What needs to be done - Pick out the lines containing "text".

_ _ _

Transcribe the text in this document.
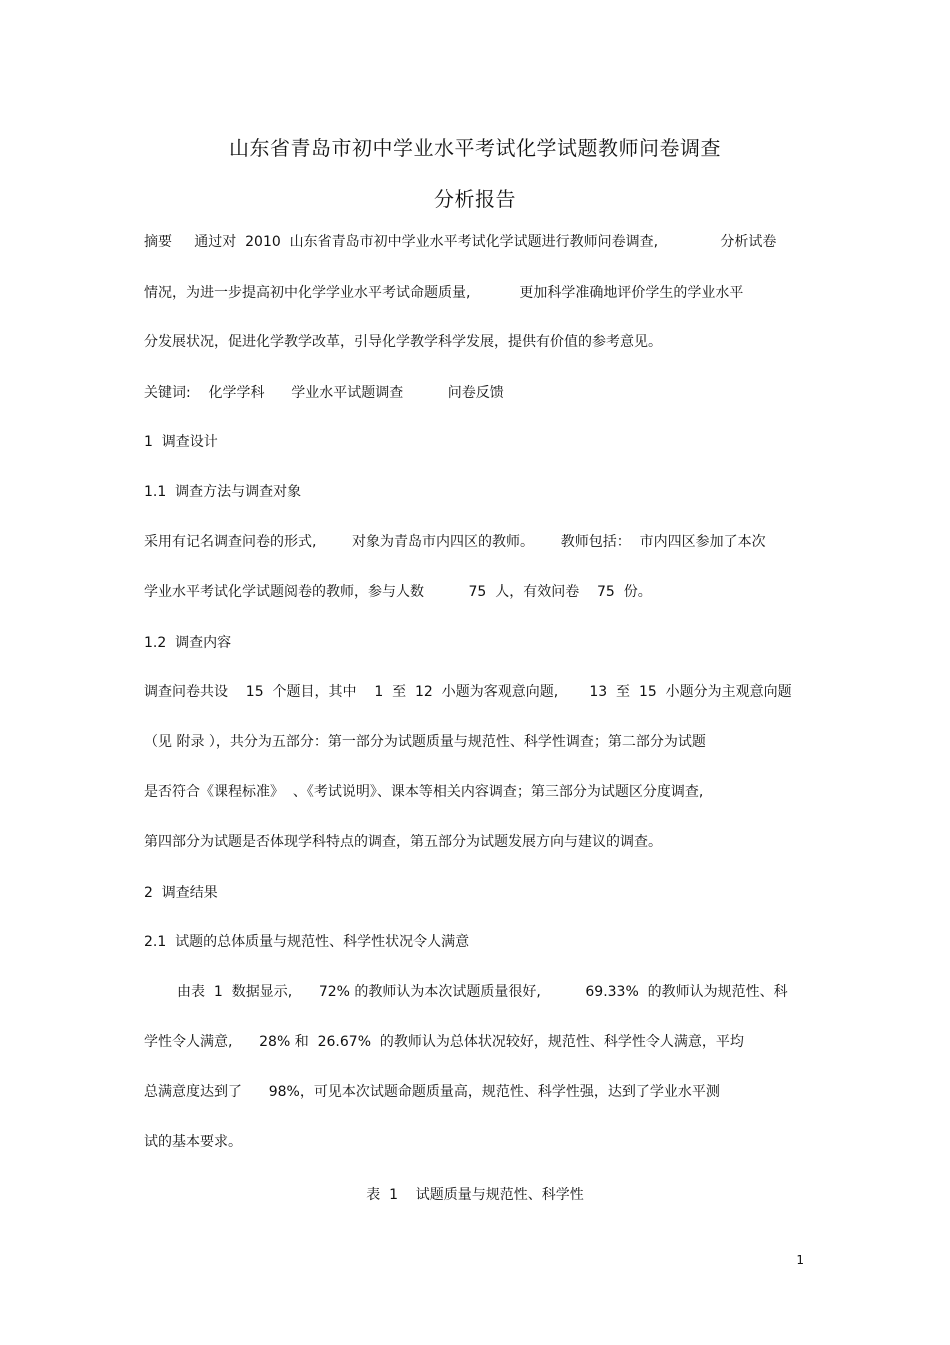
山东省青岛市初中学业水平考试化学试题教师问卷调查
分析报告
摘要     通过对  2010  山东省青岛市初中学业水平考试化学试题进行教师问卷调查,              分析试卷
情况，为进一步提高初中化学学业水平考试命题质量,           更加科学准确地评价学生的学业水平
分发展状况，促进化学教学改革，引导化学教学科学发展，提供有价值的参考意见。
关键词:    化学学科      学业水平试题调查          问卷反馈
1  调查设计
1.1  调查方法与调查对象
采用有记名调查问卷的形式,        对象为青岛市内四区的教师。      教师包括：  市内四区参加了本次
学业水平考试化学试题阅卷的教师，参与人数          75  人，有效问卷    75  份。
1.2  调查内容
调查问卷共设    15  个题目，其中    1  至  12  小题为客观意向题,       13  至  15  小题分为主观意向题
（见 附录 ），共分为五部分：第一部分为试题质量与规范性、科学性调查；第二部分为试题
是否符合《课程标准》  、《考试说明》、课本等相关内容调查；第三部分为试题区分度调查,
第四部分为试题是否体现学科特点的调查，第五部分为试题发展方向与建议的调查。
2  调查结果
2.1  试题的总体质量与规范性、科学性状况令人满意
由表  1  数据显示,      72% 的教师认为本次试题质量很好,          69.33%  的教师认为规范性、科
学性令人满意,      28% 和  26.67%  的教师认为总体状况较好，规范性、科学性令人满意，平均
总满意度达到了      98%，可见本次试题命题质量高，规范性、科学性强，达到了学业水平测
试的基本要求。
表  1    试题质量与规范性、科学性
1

_ _ _

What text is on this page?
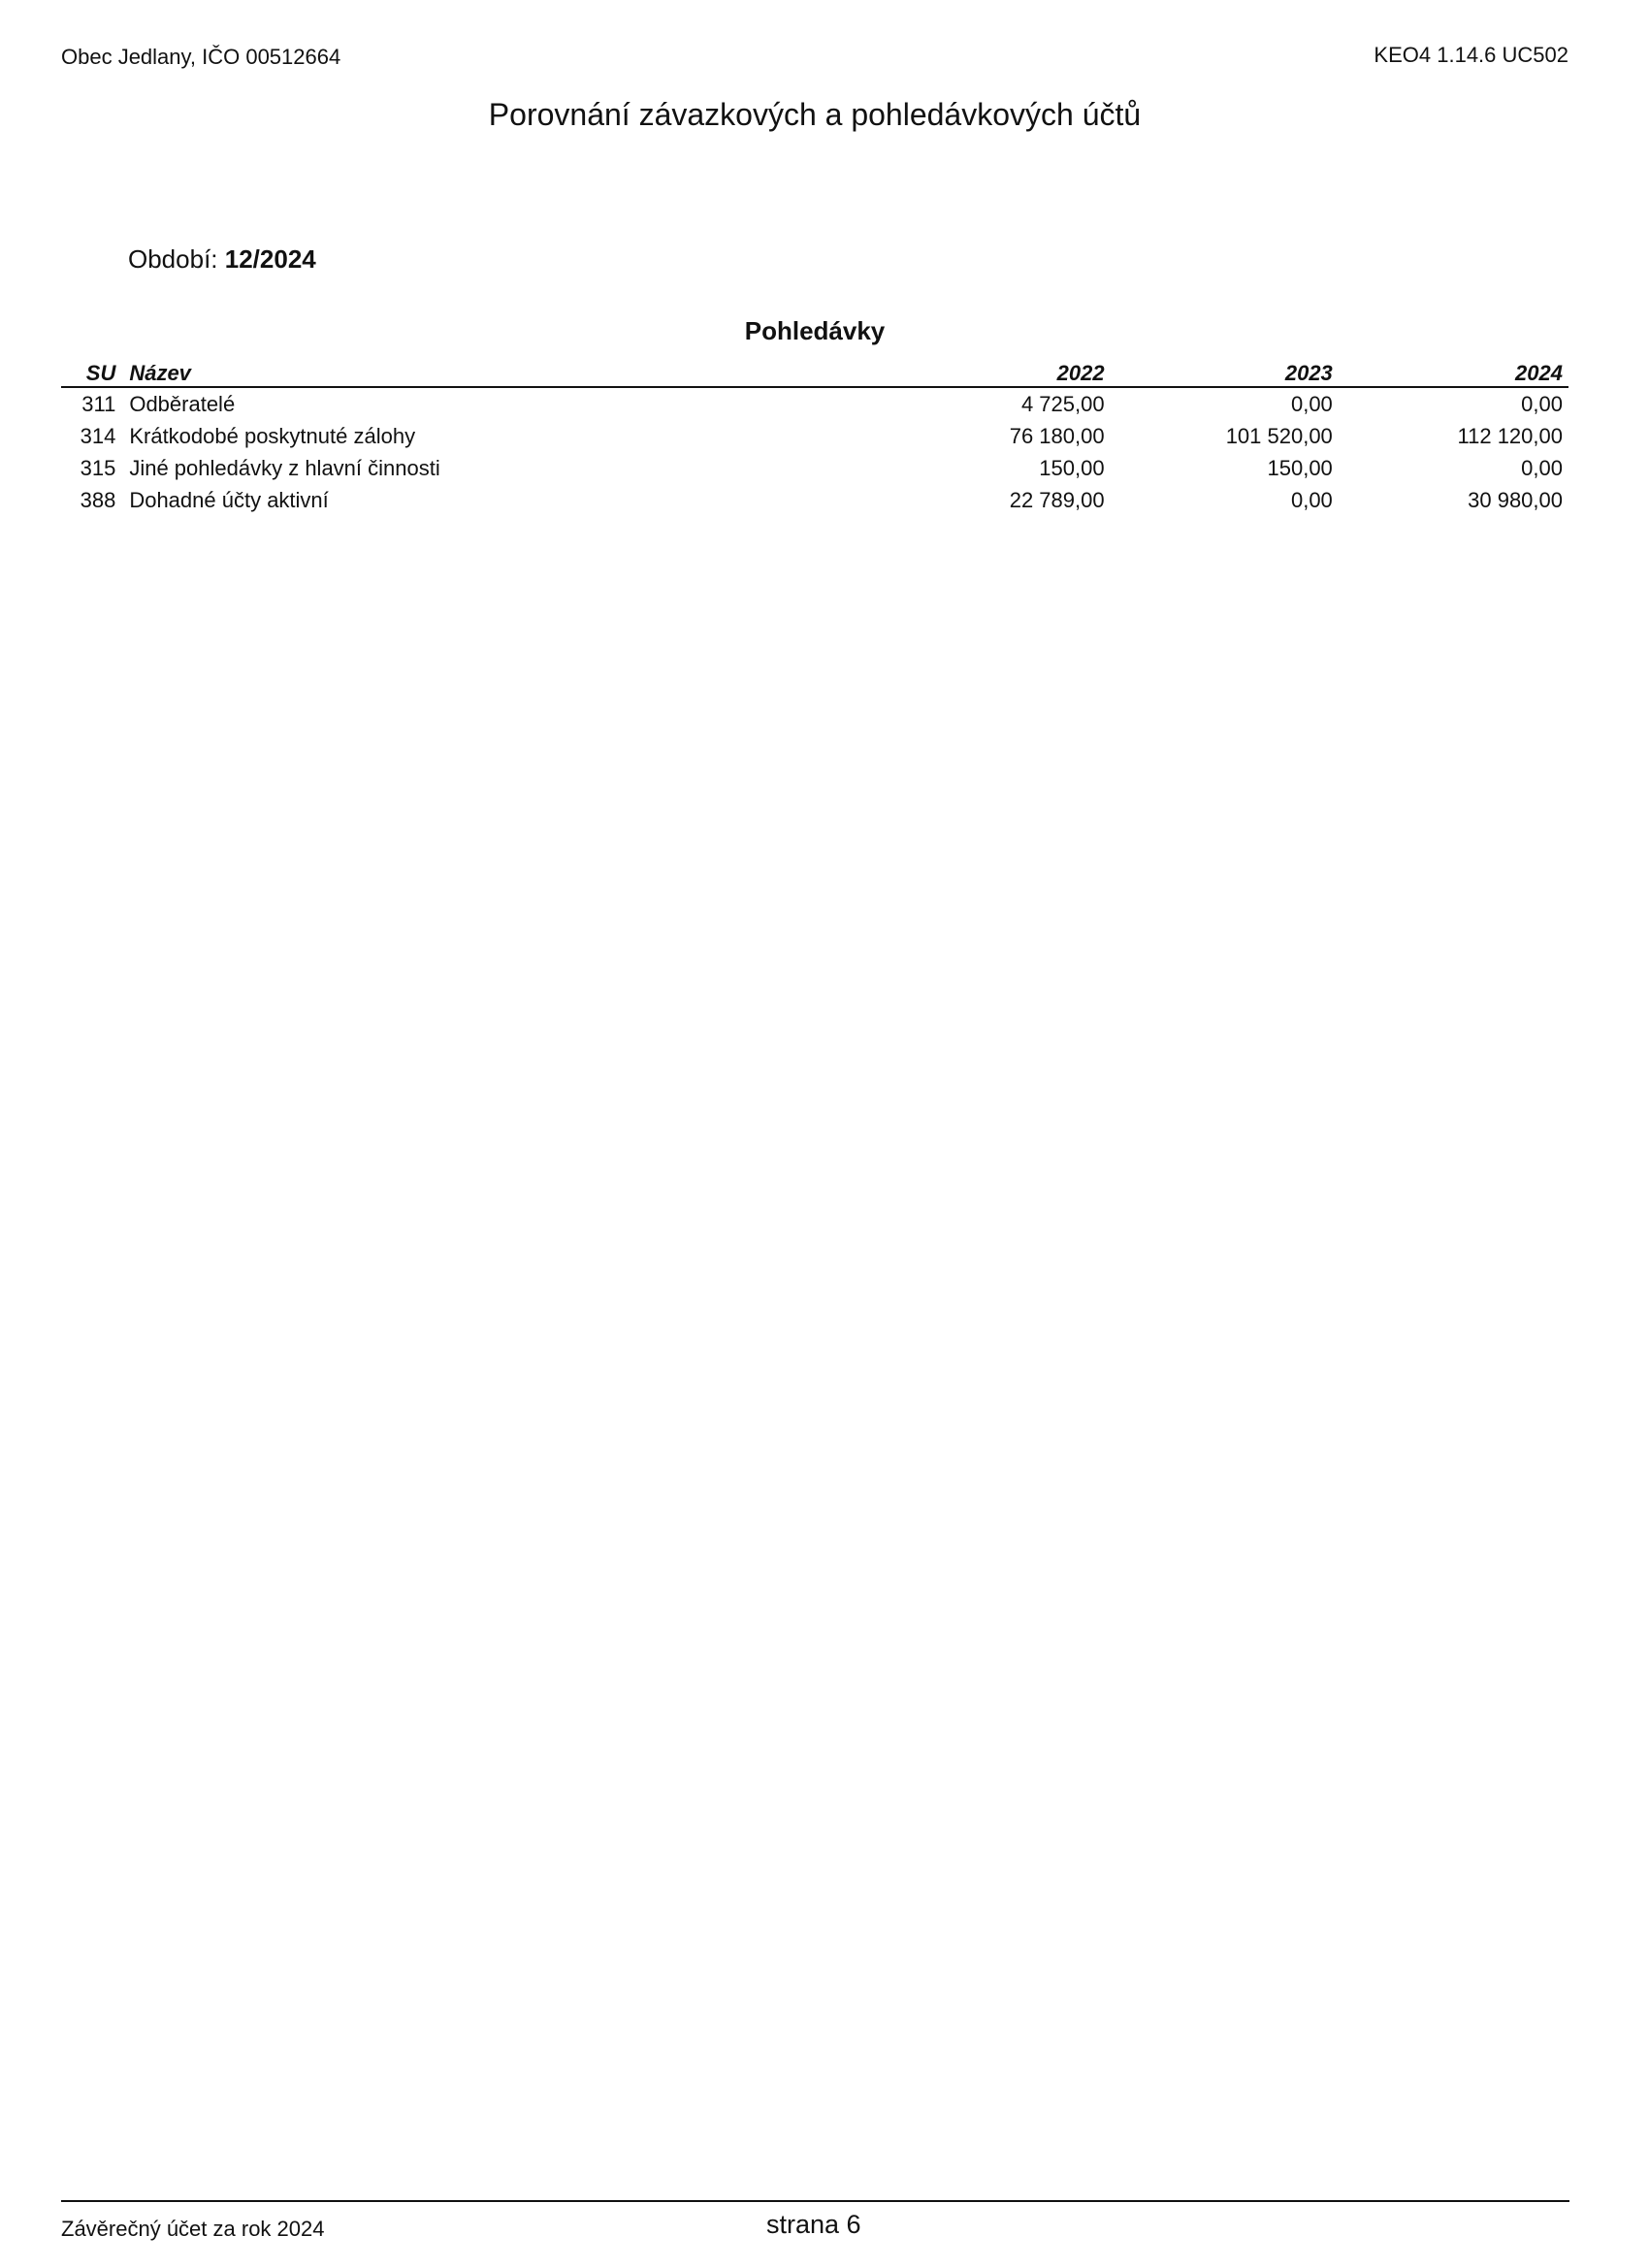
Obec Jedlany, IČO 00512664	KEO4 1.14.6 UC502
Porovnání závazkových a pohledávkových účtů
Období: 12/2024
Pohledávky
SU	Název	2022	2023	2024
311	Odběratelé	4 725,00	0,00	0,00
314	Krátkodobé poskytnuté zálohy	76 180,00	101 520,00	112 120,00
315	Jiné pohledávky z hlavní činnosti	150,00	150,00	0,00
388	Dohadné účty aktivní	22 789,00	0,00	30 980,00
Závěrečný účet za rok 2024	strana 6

_ _ _

Answer to this problem -
Transcribe the text in this document.
What text is on this page?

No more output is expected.